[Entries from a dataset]
>> begin

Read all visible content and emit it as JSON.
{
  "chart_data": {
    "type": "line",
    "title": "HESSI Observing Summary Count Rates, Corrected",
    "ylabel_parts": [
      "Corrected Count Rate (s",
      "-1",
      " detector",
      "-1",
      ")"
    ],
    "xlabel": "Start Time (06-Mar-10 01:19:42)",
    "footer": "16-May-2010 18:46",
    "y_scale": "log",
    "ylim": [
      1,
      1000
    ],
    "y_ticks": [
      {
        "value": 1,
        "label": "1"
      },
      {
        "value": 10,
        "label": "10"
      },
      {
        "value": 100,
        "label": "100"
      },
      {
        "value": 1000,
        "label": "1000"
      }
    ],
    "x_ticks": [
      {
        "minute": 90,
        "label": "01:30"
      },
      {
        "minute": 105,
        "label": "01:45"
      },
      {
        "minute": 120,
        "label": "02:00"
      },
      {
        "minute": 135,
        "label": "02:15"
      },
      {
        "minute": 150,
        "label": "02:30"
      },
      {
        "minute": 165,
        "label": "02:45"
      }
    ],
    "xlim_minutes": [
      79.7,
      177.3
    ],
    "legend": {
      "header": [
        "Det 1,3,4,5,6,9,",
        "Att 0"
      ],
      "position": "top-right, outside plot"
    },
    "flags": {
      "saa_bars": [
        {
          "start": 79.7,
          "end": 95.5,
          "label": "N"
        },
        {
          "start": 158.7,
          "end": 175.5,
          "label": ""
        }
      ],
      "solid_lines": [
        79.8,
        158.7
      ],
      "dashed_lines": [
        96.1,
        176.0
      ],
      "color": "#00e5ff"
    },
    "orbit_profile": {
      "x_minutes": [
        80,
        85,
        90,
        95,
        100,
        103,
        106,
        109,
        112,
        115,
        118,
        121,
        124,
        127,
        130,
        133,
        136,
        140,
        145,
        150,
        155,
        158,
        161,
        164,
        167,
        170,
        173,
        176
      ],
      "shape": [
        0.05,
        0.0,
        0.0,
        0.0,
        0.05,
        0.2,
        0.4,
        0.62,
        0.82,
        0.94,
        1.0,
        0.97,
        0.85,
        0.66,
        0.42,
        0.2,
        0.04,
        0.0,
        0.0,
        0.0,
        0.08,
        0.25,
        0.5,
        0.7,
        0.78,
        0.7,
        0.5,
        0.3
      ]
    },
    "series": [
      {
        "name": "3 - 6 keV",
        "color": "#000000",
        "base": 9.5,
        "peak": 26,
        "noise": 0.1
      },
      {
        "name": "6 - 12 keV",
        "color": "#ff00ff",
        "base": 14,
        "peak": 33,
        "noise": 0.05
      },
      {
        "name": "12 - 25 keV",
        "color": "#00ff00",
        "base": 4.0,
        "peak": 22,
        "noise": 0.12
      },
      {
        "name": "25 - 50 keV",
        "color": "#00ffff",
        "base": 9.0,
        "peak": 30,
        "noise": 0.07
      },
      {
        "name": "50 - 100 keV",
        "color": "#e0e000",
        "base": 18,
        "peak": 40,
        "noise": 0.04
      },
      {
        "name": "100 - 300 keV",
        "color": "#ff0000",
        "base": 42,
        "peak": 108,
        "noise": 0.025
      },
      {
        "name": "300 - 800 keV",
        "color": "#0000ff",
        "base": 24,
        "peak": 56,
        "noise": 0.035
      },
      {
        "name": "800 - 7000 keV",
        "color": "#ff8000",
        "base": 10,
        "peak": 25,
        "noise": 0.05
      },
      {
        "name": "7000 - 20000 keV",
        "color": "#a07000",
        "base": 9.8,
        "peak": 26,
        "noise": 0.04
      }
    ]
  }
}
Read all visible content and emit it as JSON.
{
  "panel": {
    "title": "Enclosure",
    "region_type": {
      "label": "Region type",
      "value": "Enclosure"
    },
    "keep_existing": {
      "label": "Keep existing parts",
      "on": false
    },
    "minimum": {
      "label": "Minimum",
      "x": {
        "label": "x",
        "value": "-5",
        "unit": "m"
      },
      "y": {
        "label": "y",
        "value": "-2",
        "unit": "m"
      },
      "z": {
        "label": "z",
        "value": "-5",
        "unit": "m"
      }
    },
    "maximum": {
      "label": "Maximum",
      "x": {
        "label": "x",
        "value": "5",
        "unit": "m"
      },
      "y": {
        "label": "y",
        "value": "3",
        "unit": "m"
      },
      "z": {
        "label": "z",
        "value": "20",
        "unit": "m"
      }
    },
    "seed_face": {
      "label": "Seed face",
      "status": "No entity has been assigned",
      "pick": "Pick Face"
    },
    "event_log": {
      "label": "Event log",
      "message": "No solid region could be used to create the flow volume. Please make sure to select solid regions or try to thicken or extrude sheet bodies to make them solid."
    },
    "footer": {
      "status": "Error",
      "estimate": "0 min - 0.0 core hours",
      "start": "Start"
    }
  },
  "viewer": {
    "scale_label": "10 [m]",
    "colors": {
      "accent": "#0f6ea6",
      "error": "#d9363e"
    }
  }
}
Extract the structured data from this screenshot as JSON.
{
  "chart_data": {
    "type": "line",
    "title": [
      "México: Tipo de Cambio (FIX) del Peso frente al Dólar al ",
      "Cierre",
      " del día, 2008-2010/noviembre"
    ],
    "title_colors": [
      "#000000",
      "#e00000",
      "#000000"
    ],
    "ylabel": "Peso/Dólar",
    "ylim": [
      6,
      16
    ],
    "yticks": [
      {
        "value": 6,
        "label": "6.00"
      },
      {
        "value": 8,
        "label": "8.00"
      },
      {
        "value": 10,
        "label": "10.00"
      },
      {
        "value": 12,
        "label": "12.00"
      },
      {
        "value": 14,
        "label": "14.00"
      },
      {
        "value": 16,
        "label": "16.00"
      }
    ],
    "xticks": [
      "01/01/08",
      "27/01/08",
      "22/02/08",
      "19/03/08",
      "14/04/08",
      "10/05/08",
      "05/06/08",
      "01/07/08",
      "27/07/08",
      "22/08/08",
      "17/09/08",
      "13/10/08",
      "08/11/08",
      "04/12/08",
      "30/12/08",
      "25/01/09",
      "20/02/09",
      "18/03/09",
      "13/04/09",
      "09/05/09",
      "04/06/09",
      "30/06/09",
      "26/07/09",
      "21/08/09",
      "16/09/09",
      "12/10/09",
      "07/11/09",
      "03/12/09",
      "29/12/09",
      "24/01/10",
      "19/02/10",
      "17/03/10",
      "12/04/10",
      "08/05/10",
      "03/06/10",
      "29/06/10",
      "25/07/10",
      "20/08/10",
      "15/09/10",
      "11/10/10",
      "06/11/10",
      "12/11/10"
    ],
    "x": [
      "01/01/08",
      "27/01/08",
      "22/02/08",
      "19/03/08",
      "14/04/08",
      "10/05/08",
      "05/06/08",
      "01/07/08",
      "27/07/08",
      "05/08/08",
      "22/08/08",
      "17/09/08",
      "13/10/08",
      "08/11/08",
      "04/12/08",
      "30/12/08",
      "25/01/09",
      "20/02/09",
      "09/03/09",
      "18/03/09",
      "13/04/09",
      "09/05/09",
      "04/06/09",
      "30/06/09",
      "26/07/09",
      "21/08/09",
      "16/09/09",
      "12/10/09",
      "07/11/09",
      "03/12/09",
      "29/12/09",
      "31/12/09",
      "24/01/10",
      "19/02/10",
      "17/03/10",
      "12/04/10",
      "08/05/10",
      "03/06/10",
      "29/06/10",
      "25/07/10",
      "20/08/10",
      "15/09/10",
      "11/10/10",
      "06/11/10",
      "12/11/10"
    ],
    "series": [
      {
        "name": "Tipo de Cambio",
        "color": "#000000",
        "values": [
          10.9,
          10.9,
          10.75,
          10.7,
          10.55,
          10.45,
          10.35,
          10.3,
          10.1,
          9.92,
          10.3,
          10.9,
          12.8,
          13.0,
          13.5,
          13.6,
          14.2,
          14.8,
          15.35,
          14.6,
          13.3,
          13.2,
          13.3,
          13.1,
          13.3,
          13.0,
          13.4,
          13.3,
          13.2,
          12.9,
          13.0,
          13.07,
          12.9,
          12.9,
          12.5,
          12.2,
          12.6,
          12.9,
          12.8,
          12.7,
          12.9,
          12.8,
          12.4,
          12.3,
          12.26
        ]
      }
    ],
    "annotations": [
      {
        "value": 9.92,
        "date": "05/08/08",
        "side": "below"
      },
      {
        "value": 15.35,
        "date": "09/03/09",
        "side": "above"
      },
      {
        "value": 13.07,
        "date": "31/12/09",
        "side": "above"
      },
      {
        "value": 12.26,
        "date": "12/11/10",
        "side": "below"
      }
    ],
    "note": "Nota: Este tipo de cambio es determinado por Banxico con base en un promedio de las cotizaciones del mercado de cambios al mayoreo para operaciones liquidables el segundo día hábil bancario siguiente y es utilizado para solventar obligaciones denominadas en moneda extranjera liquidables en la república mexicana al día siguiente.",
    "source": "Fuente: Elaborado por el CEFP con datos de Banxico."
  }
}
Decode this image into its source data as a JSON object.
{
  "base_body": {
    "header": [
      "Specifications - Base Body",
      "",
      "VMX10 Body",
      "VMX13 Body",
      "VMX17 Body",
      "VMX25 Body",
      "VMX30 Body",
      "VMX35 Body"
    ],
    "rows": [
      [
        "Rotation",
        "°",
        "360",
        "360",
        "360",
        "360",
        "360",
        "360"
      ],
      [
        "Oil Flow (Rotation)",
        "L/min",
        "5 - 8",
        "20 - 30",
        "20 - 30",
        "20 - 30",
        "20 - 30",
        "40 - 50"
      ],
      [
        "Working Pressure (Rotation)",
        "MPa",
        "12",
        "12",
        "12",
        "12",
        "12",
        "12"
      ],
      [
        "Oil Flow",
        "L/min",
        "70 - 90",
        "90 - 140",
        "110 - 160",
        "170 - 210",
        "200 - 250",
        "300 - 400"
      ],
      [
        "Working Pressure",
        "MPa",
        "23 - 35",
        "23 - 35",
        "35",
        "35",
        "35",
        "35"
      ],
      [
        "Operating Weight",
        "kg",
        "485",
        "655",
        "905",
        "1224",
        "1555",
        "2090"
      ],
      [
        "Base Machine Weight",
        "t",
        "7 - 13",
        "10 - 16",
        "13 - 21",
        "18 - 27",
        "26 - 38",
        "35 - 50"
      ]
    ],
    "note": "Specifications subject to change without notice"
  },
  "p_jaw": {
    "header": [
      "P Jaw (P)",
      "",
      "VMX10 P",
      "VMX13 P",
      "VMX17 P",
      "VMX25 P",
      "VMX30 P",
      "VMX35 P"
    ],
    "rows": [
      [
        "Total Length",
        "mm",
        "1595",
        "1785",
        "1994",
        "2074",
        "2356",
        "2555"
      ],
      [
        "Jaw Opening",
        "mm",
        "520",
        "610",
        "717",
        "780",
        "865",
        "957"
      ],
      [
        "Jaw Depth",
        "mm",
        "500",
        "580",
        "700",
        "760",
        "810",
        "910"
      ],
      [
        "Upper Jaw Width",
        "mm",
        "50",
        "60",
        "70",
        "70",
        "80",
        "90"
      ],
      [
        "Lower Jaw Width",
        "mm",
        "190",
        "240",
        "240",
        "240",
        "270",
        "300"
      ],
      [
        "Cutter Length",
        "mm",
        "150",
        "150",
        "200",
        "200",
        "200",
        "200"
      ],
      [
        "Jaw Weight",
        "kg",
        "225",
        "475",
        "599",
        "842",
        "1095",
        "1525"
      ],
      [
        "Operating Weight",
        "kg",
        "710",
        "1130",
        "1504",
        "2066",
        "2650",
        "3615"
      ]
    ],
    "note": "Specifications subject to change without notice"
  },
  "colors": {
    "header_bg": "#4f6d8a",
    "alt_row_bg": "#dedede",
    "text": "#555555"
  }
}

>> end

# WHAT IS REQUIRED
Identify the lines in the entries above that contain "source", then copy them out.

# SOLUTION TO THIS PROBLEM
    "source": "Fuente: Elaborado por el CEFP con datos de Banxico."
Decode this image into its source data as a JSON object.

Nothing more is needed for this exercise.